- [Directions for this task]:
Check each line of the records below for the string "figure", then state how many lines contain it, with no other output.

--- Exercise material ---

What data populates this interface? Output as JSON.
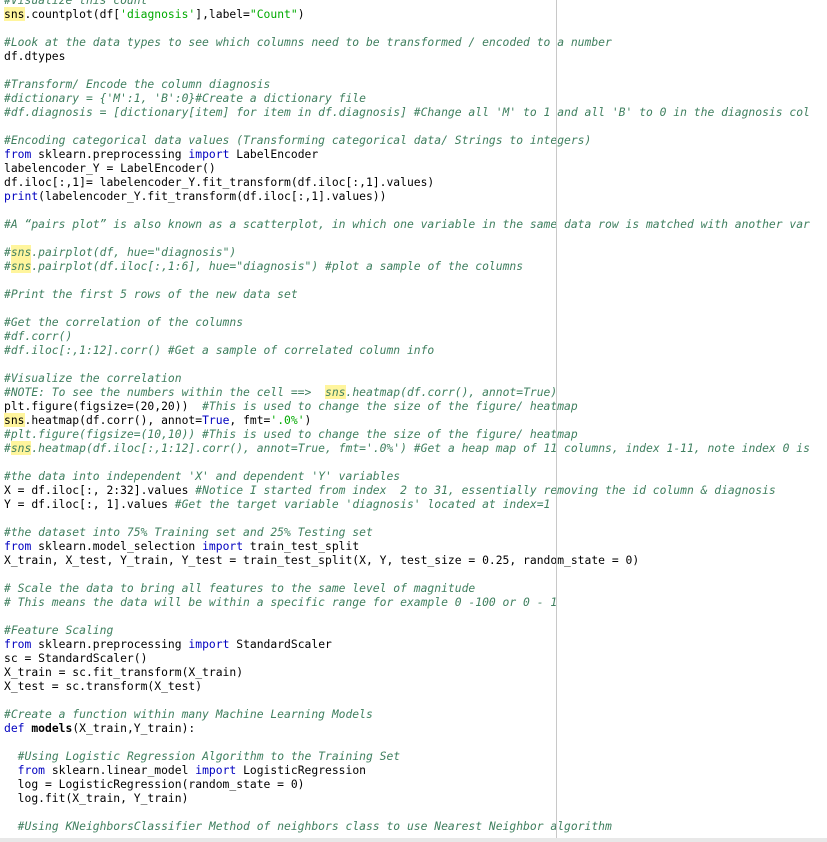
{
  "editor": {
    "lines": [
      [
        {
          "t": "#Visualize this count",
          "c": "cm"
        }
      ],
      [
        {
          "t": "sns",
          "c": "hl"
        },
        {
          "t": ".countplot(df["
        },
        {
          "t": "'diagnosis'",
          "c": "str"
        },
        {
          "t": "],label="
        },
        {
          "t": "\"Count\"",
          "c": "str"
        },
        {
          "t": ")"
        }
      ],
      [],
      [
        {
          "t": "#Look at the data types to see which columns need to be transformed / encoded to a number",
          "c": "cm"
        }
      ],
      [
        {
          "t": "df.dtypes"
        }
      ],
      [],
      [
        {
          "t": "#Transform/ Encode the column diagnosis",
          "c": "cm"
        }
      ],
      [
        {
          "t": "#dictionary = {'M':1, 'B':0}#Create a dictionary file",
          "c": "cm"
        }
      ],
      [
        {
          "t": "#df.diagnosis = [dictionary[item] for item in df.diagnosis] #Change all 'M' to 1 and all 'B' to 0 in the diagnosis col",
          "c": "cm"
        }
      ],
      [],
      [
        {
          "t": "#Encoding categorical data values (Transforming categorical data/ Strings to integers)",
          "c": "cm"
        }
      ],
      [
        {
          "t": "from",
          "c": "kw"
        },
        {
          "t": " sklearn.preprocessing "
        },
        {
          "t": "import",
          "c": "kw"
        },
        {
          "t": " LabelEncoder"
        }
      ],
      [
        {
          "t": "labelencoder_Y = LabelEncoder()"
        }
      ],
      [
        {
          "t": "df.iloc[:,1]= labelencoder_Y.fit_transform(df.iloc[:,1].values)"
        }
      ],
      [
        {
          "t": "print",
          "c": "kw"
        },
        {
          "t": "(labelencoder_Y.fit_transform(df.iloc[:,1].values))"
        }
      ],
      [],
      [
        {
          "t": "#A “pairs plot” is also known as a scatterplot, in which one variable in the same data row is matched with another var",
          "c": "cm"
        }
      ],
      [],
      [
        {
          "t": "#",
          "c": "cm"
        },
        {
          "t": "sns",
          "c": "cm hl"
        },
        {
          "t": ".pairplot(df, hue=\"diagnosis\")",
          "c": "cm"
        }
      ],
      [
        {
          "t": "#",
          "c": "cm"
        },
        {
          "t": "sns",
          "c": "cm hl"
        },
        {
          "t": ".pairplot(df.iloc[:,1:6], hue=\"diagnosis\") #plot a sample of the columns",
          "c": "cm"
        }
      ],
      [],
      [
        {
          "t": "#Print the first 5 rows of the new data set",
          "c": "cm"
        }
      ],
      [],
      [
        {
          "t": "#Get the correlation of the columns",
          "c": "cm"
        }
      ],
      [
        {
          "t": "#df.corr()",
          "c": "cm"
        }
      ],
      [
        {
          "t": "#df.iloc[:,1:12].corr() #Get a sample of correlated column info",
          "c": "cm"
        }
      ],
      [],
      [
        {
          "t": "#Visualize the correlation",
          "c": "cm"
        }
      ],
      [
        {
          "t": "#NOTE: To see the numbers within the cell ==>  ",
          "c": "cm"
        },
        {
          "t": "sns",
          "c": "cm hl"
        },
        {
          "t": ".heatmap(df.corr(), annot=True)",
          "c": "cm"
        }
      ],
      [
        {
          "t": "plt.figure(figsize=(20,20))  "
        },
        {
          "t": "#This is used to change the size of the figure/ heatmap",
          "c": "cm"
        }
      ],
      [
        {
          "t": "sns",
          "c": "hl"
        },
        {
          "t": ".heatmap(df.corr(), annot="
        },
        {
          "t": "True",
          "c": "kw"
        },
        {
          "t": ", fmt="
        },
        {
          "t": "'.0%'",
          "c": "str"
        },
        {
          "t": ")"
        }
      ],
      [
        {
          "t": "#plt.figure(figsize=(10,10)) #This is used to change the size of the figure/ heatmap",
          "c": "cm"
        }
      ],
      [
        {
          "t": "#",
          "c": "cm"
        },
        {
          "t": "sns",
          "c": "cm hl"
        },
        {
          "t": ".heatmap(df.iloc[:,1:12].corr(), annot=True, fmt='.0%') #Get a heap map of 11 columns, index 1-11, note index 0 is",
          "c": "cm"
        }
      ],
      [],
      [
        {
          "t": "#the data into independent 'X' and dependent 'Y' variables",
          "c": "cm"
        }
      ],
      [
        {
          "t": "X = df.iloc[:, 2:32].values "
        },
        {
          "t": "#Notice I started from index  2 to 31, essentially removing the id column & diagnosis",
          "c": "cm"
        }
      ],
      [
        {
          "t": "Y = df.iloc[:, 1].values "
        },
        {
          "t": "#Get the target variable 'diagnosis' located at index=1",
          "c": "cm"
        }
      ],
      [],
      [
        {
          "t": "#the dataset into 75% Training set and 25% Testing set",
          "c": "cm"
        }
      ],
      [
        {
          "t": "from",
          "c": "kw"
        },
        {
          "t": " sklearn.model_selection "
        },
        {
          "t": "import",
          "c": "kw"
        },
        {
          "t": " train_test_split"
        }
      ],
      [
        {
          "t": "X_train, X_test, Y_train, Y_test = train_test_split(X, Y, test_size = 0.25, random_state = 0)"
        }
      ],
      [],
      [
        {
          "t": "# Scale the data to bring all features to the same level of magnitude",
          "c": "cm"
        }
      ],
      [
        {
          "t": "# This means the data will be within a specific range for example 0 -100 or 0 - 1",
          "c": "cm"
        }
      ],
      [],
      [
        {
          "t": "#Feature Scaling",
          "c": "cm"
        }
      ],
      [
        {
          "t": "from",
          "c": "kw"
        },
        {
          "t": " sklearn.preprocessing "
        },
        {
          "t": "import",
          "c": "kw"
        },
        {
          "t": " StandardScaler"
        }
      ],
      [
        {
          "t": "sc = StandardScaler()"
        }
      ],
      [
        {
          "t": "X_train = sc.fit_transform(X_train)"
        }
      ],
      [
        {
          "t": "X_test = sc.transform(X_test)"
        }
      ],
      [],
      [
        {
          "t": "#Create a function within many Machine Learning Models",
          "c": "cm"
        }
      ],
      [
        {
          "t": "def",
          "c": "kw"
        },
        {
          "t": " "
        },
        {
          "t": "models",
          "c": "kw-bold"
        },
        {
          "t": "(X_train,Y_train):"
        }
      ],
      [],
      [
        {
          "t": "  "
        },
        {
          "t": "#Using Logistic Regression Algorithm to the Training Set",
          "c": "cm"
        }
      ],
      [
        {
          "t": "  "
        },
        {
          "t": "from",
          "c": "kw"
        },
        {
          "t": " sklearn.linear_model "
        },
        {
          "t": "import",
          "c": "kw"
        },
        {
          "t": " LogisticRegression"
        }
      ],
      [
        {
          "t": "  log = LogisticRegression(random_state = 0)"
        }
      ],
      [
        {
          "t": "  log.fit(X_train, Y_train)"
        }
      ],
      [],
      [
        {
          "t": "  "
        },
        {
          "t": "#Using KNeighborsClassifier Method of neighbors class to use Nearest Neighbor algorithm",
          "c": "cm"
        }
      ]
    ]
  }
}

---

- [Task result]:
3